▶ Task description:
Gather up the lines with the word "data" in them.
[Recorded information start]
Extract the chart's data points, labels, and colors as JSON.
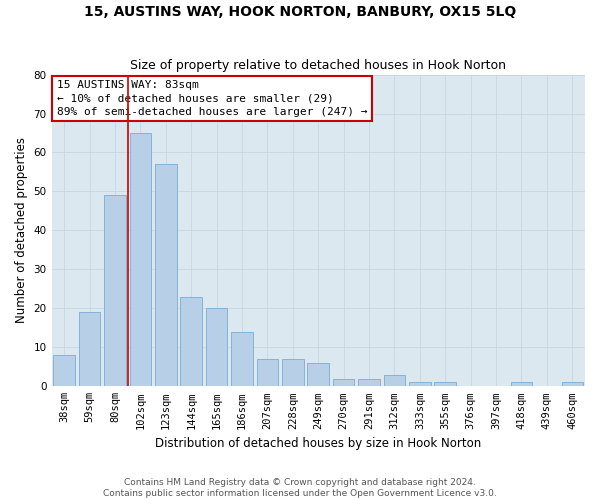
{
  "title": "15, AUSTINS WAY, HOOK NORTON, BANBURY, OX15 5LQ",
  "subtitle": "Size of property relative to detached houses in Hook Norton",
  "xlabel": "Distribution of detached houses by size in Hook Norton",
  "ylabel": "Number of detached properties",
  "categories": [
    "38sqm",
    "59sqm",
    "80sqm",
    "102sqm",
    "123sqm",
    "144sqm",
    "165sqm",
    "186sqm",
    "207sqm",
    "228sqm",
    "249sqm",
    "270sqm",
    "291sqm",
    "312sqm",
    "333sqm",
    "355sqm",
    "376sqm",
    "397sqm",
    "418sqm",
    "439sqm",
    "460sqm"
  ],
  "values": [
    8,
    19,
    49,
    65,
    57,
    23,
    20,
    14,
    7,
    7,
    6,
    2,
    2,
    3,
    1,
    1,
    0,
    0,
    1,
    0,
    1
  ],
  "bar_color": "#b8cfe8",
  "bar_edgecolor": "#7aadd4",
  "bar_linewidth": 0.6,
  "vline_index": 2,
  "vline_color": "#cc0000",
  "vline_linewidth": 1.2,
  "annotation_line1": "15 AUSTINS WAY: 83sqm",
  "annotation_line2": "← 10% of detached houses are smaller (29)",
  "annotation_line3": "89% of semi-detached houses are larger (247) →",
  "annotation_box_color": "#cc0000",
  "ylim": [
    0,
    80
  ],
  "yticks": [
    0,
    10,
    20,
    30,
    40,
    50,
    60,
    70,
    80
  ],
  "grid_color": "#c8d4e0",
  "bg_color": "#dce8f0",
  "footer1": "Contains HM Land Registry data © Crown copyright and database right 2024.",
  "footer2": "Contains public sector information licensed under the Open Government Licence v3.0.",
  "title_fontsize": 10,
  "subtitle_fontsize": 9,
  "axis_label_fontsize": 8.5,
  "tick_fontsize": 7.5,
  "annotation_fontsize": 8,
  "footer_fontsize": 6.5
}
[Recorded information end]
▶ Task result:
Extract the chart's data points, labels, and colors as JSON.
  "footer1": "Contains HM Land Registry data © Crown copyright and database right 2024.",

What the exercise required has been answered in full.